» **Work to be completed**
Reproduce each of the lines word for word.

(Data listing)

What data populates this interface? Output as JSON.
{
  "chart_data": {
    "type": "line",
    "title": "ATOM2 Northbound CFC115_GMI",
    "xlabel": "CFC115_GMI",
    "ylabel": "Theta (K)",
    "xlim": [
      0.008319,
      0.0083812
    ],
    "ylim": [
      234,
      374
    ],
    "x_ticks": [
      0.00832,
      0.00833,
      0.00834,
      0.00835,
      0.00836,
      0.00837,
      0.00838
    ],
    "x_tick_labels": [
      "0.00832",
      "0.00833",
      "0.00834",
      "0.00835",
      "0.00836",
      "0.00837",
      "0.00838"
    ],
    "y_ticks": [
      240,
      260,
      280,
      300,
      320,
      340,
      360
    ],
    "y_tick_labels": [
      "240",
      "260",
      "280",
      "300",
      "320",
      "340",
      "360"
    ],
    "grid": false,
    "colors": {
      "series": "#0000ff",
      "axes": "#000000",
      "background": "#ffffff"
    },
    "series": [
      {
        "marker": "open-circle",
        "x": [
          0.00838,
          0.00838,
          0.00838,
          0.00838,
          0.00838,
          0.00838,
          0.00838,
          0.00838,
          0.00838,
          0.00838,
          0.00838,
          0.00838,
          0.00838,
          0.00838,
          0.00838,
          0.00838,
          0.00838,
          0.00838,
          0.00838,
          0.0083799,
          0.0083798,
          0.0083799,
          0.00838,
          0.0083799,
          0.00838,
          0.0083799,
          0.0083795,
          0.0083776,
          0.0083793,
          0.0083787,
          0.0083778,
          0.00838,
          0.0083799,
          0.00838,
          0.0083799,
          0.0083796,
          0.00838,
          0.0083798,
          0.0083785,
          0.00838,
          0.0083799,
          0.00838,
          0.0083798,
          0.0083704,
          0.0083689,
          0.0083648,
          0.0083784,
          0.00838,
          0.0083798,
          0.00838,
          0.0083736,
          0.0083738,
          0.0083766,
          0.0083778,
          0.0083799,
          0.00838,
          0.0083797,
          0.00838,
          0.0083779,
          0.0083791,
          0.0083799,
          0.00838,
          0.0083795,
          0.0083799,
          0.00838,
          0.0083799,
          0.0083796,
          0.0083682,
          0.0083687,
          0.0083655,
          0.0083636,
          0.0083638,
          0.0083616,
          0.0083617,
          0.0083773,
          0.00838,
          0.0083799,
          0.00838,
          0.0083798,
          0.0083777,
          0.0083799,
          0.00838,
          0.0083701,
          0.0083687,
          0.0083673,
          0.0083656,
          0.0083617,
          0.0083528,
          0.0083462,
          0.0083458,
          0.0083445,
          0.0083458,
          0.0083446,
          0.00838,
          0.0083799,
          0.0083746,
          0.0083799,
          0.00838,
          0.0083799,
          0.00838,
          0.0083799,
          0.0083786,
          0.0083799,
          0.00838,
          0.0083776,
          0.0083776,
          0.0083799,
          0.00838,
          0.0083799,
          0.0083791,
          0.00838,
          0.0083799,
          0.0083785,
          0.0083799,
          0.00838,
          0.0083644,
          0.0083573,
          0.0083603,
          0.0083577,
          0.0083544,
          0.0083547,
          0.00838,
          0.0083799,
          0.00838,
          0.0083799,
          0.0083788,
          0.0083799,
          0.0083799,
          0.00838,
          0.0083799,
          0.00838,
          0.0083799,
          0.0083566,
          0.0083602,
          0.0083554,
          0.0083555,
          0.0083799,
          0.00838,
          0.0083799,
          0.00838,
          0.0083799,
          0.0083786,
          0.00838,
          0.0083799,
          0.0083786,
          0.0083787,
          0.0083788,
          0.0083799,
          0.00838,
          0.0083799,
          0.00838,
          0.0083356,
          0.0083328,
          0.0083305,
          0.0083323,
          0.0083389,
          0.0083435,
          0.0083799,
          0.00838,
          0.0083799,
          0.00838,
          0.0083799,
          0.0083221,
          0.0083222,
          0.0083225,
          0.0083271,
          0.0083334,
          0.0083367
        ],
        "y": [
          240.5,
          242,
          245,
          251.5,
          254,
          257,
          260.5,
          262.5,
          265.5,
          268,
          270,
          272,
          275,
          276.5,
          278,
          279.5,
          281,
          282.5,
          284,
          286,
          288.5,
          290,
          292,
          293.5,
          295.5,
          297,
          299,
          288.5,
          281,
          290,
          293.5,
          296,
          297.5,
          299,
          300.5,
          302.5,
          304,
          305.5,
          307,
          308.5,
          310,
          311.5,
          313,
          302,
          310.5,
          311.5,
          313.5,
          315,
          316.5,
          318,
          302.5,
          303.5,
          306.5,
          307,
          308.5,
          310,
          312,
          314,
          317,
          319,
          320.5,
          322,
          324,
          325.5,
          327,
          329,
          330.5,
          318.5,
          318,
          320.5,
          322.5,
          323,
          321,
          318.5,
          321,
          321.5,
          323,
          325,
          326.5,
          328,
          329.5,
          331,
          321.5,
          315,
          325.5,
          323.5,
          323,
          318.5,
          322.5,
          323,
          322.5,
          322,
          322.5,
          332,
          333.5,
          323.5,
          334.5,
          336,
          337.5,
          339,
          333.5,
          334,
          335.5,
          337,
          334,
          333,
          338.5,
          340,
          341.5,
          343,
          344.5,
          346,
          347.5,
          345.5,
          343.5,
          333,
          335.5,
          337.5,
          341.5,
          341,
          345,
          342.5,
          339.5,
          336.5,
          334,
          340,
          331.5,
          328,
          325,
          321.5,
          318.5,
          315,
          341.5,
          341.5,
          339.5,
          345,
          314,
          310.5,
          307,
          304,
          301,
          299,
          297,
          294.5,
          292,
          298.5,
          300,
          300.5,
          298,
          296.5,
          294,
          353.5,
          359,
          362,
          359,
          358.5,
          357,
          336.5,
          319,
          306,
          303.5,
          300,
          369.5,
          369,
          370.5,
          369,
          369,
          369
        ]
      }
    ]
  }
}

» **Task answer**
What data populates this interface? Output as JSON.
{
  "chart_data": {
    "type": "line",
    "title": "ATOM2 Northbound CFC115_GMI",
    "xlabel": "CFC115_GMI",
    "ylabel": "Theta (K)",
    "xlim": [
      0.008319,
      0.0083812
    ],
    "ylim": [
      234,
      374
    ],
    "x_ticks": [
      0.00832,
      0.00833,
      0.00834,
      0.00835,
      0.00836,
      0.00837,
      0.00838
    ],
    "x_tick_labels": [
      "0.00832",
      "0.00833",
      "0.00834",
      "0.00835",
      "0.00836",
      "0.00837",
      "0.00838"
    ],
    "y_ticks": [
      240,
      260,
      280,
      300,
      320,
      340,
      360
    ],
    "y_tick_labels": [
      "240",
      "260",
      "280",
      "300",
      "320",
      "340",
      "360"
    ],
    "grid": false,
    "colors": {
      "series": "#0000ff",
      "axes": "#000000",
      "background": "#ffffff"
    },
    "series": [
      {
        "marker": "open-circle",
        "x": [
          0.00838,
          0.00838,
          0.00838,
          0.00838,
          0.00838,
          0.00838,
          0.00838,
          0.00838,
          0.00838,
          0.00838,
          0.00838,
          0.00838,
          0.00838,
          0.00838,
          0.00838,
          0.00838,
          0.00838,
          0.00838,
          0.00838,
          0.0083799,
          0.0083798,
          0.0083799,
          0.00838,
          0.0083799,
          0.00838,
          0.0083799,
          0.0083795,
          0.0083776,
          0.0083793,
          0.0083787,
          0.0083778,
          0.00838,
          0.0083799,
          0.00838,
          0.0083799,
          0.0083796,
          0.00838,
          0.0083798,
          0.0083785,
          0.00838,
          0.0083799,
          0.00838,
          0.0083798,
          0.0083704,
          0.0083689,
          0.0083648,
          0.0083784,
          0.00838,
          0.0083798,
          0.00838,
          0.0083736,
          0.0083738,
          0.0083766,
          0.0083778,
          0.0083799,
          0.00838,
          0.0083797,
          0.00838,
          0.0083779,
          0.0083791,
          0.0083799,
          0.00838,
          0.0083795,
          0.0083799,
          0.00838,
          0.0083799,
          0.0083796,
          0.0083682,
          0.0083687,
          0.0083655,
          0.0083636,
          0.0083638,
          0.0083616,
          0.0083617,
          0.0083773,
          0.00838,
          0.0083799,
          0.00838,
          0.0083798,
          0.0083777,
          0.0083799,
          0.00838,
          0.0083701,
          0.0083687,
          0.0083673,
          0.0083656,
          0.0083617,
          0.0083528,
          0.0083462,
          0.0083458,
          0.0083445,
          0.0083458,
          0.0083446,
          0.00838,
          0.0083799,
          0.0083746,
          0.0083799,
          0.00838,
          0.0083799,
          0.00838,
          0.0083799,
          0.0083786,
          0.0083799,
          0.00838,
          0.0083776,
          0.0083776,
          0.0083799,
          0.00838,
          0.0083799,
          0.0083791,
          0.00838,
          0.0083799,
          0.0083785,
          0.0083799,
          0.00838,
          0.0083644,
          0.0083573,
          0.0083603,
          0.0083577,
          0.0083544,
          0.0083547,
          0.00838,
          0.0083799,
          0.00838,
          0.0083799,
          0.0083788,
          0.0083799,
          0.0083799,
          0.00838,
          0.0083799,
          0.00838,
          0.0083799,
          0.0083566,
          0.0083602,
          0.0083554,
          0.0083555,
          0.0083799,
          0.00838,
          0.0083799,
          0.00838,
          0.0083799,
          0.0083786,
          0.00838,
          0.0083799,
          0.0083786,
          0.0083787,
          0.0083788,
          0.0083799,
          0.00838,
          0.0083799,
          0.00838,
          0.0083356,
          0.0083328,
          0.0083305,
          0.0083323,
          0.0083389,
          0.0083435,
          0.0083799,
          0.00838,
          0.0083799,
          0.00838,
          0.0083799,
          0.0083221,
          0.0083222,
          0.0083225,
          0.0083271,
          0.0083334,
          0.0083367
        ],
        "y": [
          240.5,
          242,
          245,
          251.5,
          254,
          257,
          260.5,
          262.5,
          265.5,
          268,
          270,
          272,
          275,
          276.5,
          278,
          279.5,
          281,
          282.5,
          284,
          286,
          288.5,
          290,
          292,
          293.5,
          295.5,
          297,
          299,
          288.5,
          281,
          290,
          293.5,
          296,
          297.5,
          299,
          300.5,
          302.5,
          304,
          305.5,
          307,
          308.5,
          310,
          311.5,
          313,
          302,
          310.5,
          311.5,
          313.5,
          315,
          316.5,
          318,
          302.5,
          303.5,
          306.5,
          307,
          308.5,
          310,
          312,
          314,
          317,
          319,
          320.5,
          322,
          324,
          325.5,
          327,
          329,
          330.5,
          318.5,
          318,
          320.5,
          322.5,
          323,
          321,
          318.5,
          321,
          321.5,
          323,
          325,
          326.5,
          328,
          329.5,
          331,
          321.5,
          315,
          325.5,
          323.5,
          323,
          318.5,
          322.5,
          323,
          322.5,
          322,
          322.5,
          332,
          333.5,
          323.5,
          334.5,
          336,
          337.5,
          339,
          333.5,
          334,
          335.5,
          337,
          334,
          333,
          338.5,
          340,
          341.5,
          343,
          344.5,
          346,
          347.5,
          345.5,
          343.5,
          333,
          335.5,
          337.5,
          341.5,
          341,
          345,
          342.5,
          339.5,
          336.5,
          334,
          340,
          331.5,
          328,
          325,
          321.5,
          318.5,
          315,
          341.5,
          341.5,
          339.5,
          345,
          314,
          310.5,
          307,
          304,
          301,
          299,
          297,
          294.5,
          292,
          298.5,
          300,
          300.5,
          298,
          296.5,
          294,
          353.5,
          359,
          362,
          359,
          358.5,
          357,
          336.5,
          319,
          306,
          303.5,
          300,
          369.5,
          369,
          370.5,
          369,
          369,
          369
        ]
      }
    ]
  }
}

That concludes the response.